SET PROBLEM: Repeat the data verbatim.

※ ※ ※

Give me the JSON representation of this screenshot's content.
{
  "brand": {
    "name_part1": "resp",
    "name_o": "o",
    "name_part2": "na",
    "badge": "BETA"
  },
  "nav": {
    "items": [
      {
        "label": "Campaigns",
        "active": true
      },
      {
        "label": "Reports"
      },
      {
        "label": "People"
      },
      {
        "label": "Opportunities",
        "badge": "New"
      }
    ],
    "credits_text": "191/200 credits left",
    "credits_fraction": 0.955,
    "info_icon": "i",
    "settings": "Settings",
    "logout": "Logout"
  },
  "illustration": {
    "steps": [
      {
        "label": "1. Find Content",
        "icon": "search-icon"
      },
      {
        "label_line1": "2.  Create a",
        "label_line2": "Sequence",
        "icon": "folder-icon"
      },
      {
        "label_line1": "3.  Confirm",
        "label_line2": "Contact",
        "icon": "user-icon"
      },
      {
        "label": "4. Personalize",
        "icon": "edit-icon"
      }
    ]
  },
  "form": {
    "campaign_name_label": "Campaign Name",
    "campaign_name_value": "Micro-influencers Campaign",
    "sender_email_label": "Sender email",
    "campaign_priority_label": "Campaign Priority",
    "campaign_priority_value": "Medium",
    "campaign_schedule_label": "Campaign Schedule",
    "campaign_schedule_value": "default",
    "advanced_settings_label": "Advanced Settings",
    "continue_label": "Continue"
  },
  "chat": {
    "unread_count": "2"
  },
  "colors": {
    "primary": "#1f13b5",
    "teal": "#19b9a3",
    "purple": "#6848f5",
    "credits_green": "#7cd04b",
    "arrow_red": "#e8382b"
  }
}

※ ※ ※

OUTPUT BELOW:
Give me the JSON representation of this screenshot's content.
{
  "brand": {
    "name_part1": "resp",
    "name_o": "o",
    "name_part2": "na",
    "badge": "BETA"
  },
  "nav": {
    "items": [
      {
        "label": "Campaigns",
        "active": true
      },
      {
        "label": "Reports"
      },
      {
        "label": "People"
      },
      {
        "label": "Opportunities",
        "badge": "New"
      }
    ],
    "credits_text": "191/200 credits left",
    "credits_fraction": 0.955,
    "info_icon": "i",
    "settings": "Settings",
    "logout": "Logout"
  },
  "illustration": {
    "steps": [
      {
        "label": "1. Find Content",
        "icon": "search-icon"
      },
      {
        "label_line1": "2.  Create a",
        "label_line2": "Sequence",
        "icon": "folder-icon"
      },
      {
        "label_line1": "3.  Confirm",
        "label_line2": "Contact",
        "icon": "user-icon"
      },
      {
        "label": "4. Personalize",
        "icon": "edit-icon"
      }
    ]
  },
  "form": {
    "campaign_name_label": "Campaign Name",
    "campaign_name_value": "Micro-influencers Campaign",
    "sender_email_label": "Sender email",
    "campaign_priority_label": "Campaign Priority",
    "campaign_priority_value": "Medium",
    "campaign_schedule_label": "Campaign Schedule",
    "campaign_schedule_value": "default",
    "advanced_settings_label": "Advanced Settings",
    "continue_label": "Continue"
  },
  "chat": {
    "unread_count": "2"
  },
  "colors": {
    "primary": "#1f13b5",
    "teal": "#19b9a3",
    "purple": "#6848f5",
    "credits_green": "#7cd04b",
    "arrow_red": "#e8382b"
  }
}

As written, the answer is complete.